■ **EXERCISE AIM**: Find each line with the word "color" and state how many there are, nothing more.
— Start THE INPUT —
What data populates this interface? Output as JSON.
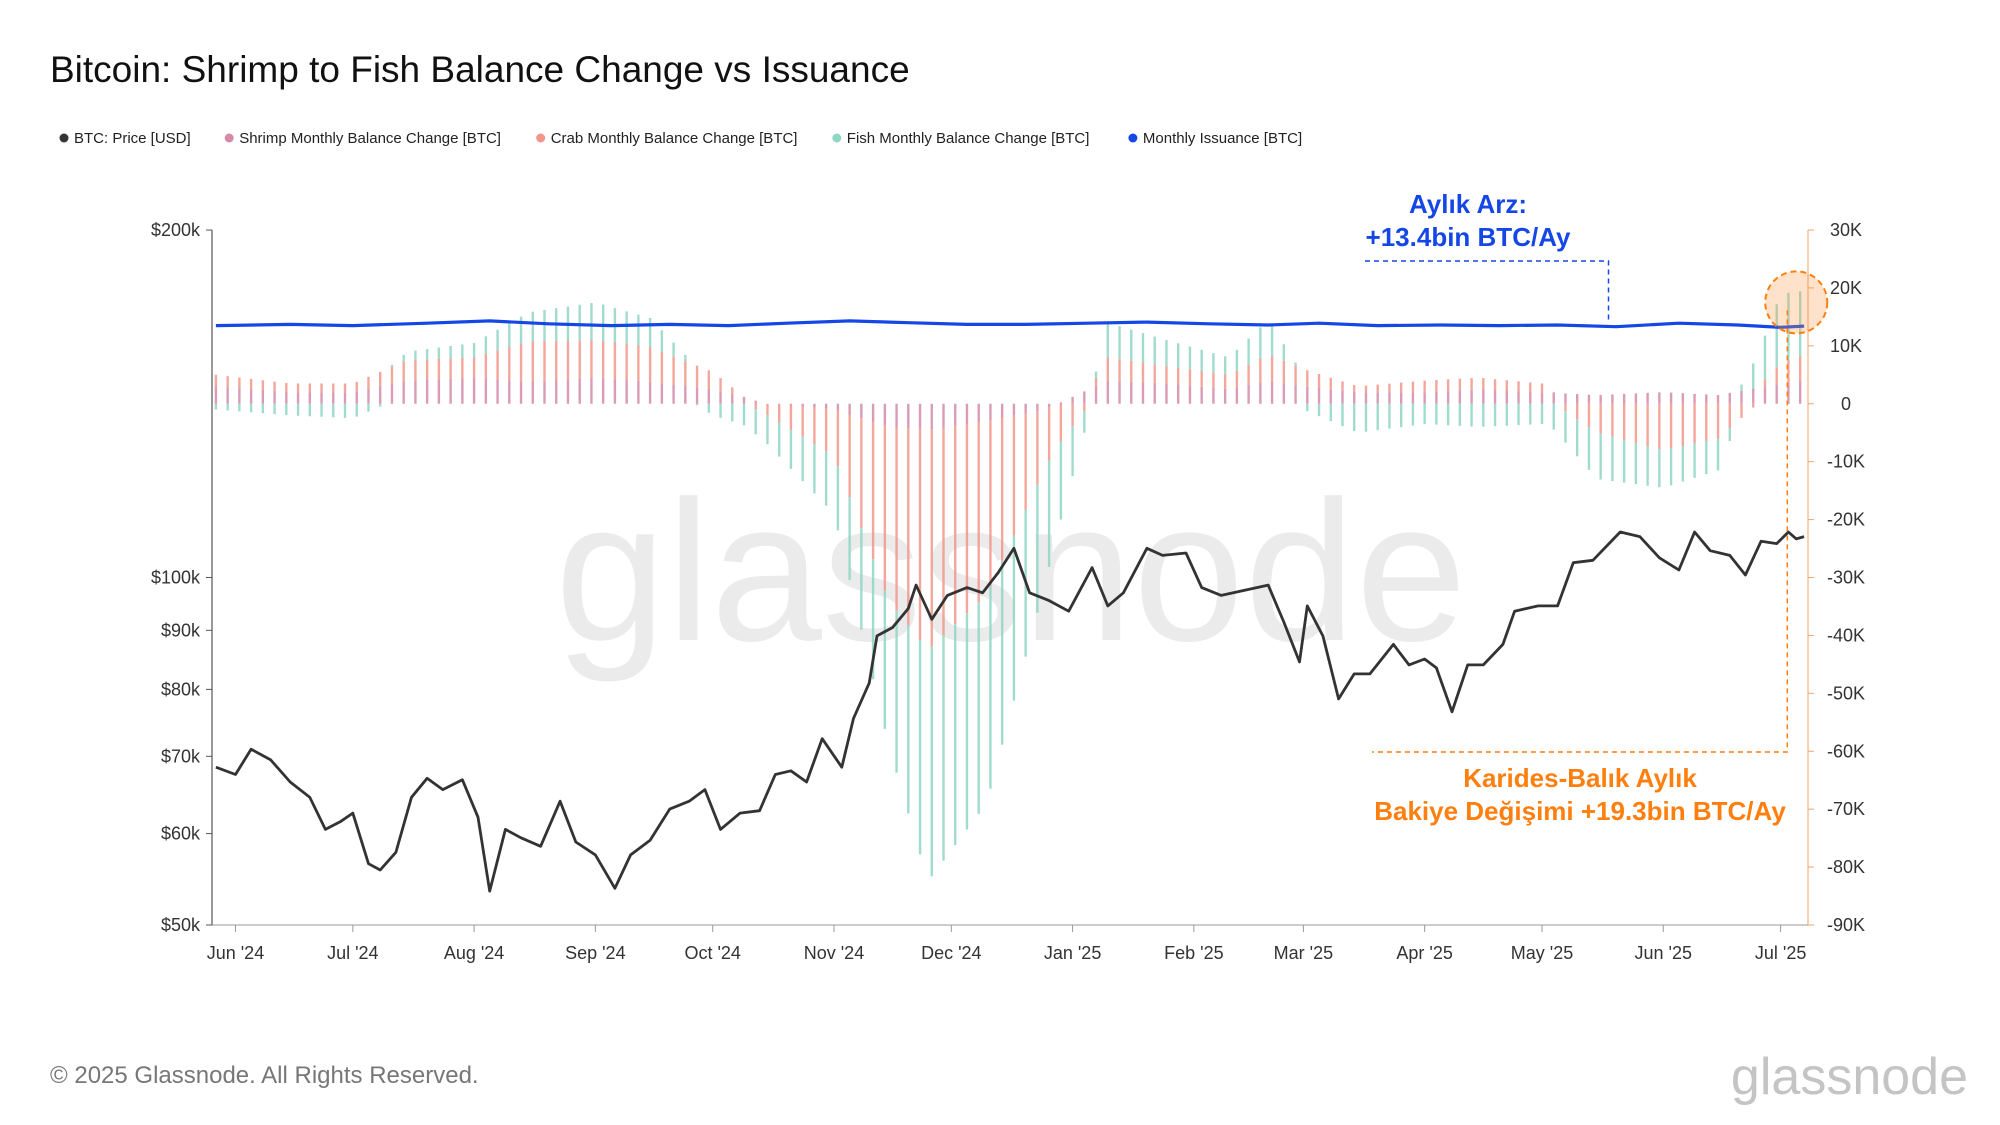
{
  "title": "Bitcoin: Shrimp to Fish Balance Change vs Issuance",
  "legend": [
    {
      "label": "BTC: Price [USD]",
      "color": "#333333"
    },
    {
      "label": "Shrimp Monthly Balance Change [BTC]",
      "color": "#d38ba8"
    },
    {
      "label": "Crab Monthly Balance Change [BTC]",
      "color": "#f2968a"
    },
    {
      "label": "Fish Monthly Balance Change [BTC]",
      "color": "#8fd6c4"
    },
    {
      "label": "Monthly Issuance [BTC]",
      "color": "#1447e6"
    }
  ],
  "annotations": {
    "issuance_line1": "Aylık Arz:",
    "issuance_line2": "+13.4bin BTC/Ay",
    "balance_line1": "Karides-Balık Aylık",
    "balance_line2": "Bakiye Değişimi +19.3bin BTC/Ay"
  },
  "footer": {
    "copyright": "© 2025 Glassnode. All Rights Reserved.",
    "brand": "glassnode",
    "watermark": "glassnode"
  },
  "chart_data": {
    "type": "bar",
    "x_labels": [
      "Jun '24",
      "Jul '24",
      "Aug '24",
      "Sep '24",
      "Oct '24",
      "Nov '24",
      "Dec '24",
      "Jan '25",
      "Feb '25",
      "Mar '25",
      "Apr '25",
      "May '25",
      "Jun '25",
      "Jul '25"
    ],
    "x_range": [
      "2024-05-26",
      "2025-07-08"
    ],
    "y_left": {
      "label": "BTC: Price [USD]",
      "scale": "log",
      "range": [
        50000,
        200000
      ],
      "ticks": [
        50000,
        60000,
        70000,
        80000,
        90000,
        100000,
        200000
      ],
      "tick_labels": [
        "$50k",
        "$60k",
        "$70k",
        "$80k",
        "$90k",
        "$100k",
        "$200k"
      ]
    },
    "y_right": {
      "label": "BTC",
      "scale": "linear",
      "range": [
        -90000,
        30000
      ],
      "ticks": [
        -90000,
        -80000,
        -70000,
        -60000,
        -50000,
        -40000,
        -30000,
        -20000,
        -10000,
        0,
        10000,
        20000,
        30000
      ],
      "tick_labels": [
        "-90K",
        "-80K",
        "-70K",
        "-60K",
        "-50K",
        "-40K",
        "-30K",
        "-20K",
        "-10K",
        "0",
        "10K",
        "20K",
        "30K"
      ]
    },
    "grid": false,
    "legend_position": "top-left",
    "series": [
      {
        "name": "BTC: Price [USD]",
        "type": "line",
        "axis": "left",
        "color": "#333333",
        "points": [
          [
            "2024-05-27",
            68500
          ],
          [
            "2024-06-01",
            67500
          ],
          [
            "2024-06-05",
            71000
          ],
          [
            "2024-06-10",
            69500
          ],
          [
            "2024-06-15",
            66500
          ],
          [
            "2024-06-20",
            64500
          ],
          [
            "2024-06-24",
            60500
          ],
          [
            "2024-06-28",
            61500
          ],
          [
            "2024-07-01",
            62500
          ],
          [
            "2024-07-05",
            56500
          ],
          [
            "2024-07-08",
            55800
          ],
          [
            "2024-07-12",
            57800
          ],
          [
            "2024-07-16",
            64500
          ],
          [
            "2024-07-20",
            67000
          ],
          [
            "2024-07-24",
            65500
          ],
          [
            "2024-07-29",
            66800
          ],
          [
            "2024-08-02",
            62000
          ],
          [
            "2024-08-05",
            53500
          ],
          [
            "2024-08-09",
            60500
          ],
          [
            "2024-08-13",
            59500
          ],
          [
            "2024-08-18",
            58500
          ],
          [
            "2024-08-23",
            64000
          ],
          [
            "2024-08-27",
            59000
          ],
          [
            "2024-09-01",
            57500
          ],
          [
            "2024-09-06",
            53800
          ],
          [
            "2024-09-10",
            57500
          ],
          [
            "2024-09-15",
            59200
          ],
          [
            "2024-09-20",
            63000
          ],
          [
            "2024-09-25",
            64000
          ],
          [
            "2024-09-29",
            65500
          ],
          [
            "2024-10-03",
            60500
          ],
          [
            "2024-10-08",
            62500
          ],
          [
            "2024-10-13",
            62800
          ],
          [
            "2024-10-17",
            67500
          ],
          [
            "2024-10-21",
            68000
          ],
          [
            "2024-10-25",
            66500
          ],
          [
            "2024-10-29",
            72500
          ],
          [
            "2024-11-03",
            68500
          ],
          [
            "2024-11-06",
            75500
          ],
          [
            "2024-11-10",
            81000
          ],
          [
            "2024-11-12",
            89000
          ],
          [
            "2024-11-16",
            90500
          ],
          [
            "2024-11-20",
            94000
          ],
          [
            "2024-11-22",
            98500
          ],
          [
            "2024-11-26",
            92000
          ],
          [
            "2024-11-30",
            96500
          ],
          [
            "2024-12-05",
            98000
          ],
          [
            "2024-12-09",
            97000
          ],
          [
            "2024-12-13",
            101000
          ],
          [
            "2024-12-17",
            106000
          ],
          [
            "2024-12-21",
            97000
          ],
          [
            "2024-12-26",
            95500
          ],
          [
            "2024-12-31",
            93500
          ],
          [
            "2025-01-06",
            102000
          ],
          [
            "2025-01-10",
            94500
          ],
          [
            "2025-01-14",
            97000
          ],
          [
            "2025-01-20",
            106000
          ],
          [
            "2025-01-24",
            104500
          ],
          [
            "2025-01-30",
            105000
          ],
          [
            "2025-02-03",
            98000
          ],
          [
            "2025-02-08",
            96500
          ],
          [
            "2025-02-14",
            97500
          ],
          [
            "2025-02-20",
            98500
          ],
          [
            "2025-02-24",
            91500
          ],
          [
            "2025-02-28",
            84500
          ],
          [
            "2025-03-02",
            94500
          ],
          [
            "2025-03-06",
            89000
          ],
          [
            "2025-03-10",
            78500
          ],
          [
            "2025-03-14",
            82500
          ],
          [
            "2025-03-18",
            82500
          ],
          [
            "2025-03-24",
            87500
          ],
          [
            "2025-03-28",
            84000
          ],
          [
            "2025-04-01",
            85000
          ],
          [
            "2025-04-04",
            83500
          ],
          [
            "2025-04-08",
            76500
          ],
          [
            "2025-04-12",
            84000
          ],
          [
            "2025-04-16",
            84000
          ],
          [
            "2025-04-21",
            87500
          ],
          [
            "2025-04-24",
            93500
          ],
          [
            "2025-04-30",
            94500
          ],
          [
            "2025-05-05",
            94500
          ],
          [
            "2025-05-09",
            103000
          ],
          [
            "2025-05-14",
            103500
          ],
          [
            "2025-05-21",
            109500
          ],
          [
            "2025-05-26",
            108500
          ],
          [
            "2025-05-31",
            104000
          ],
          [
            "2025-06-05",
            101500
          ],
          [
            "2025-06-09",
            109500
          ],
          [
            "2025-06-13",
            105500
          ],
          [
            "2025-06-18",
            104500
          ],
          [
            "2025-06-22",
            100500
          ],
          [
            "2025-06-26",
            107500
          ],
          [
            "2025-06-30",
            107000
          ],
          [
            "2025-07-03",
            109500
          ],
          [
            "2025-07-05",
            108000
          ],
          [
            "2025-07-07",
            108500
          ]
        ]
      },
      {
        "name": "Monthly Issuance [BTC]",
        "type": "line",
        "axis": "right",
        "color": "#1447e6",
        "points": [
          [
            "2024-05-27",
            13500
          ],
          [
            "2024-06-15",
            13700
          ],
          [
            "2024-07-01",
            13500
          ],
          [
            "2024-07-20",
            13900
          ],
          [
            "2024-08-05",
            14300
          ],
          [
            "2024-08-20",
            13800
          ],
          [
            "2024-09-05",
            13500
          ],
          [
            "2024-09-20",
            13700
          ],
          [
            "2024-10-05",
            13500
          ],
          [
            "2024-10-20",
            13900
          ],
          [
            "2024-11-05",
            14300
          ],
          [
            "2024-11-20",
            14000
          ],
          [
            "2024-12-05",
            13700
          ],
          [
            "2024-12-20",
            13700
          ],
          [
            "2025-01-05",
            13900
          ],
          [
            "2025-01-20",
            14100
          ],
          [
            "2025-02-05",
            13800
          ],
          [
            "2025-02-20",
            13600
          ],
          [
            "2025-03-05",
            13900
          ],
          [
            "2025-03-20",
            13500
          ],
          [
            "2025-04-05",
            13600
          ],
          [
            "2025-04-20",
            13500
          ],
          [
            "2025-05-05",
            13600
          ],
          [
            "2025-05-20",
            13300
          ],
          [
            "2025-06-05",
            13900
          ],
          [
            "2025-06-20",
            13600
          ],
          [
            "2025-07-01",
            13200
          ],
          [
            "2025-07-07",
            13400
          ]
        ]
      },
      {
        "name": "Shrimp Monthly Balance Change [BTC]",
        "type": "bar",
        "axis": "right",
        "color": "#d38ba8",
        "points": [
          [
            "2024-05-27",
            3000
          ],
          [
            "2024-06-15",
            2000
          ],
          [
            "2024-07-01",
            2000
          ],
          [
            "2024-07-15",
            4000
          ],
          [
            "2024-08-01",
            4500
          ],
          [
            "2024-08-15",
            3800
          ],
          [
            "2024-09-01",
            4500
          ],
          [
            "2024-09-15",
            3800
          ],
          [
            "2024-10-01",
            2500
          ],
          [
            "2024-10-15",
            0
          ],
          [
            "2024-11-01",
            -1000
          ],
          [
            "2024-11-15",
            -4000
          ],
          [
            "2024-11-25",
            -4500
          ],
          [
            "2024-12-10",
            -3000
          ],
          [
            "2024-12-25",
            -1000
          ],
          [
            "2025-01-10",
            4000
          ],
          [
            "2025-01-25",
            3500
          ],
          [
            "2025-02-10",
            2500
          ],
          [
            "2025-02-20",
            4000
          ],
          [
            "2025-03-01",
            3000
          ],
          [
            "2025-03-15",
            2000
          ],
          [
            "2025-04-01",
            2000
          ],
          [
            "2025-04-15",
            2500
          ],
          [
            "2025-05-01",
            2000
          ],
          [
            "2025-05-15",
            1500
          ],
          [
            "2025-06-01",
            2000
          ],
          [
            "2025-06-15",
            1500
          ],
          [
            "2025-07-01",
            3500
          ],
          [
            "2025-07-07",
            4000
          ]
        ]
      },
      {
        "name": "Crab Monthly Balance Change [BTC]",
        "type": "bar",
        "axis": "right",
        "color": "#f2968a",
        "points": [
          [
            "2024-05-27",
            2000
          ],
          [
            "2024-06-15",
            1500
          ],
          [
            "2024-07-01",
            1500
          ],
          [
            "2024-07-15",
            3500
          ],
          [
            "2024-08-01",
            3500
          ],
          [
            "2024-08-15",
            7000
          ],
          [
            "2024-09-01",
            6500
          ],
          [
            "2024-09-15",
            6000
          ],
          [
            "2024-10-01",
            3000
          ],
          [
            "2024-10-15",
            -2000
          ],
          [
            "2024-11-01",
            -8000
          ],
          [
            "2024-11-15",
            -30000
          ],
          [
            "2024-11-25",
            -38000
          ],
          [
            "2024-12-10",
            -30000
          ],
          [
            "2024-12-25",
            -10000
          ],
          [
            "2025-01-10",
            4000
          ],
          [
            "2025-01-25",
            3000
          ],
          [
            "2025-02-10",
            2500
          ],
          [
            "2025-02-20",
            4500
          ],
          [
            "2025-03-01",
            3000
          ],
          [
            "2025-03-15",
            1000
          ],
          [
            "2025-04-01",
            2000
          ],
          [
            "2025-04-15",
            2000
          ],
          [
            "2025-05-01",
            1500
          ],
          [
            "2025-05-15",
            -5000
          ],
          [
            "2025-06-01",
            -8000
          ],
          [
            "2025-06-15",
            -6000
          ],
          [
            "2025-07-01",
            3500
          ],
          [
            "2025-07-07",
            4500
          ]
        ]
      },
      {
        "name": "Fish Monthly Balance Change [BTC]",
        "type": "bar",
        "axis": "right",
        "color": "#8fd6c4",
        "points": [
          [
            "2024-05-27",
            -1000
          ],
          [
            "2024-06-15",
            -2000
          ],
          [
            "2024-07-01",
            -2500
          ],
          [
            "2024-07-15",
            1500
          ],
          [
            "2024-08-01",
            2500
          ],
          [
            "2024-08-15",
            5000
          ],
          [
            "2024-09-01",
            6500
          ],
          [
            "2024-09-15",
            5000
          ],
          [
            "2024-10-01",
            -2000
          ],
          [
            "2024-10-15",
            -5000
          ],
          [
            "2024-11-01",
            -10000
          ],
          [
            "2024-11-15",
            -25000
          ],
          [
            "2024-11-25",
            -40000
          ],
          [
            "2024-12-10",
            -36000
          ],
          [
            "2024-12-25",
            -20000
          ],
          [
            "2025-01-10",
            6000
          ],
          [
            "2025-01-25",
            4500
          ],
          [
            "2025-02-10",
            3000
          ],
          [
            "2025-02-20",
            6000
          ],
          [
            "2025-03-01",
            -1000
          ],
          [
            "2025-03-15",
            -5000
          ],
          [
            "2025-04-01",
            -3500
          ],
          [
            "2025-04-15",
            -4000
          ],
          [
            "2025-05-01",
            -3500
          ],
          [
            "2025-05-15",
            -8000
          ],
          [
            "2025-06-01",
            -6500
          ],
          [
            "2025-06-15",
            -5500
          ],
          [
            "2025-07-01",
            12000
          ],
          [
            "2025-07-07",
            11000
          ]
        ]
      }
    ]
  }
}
— End THE INPUT —
■ **SOLUTION**: 10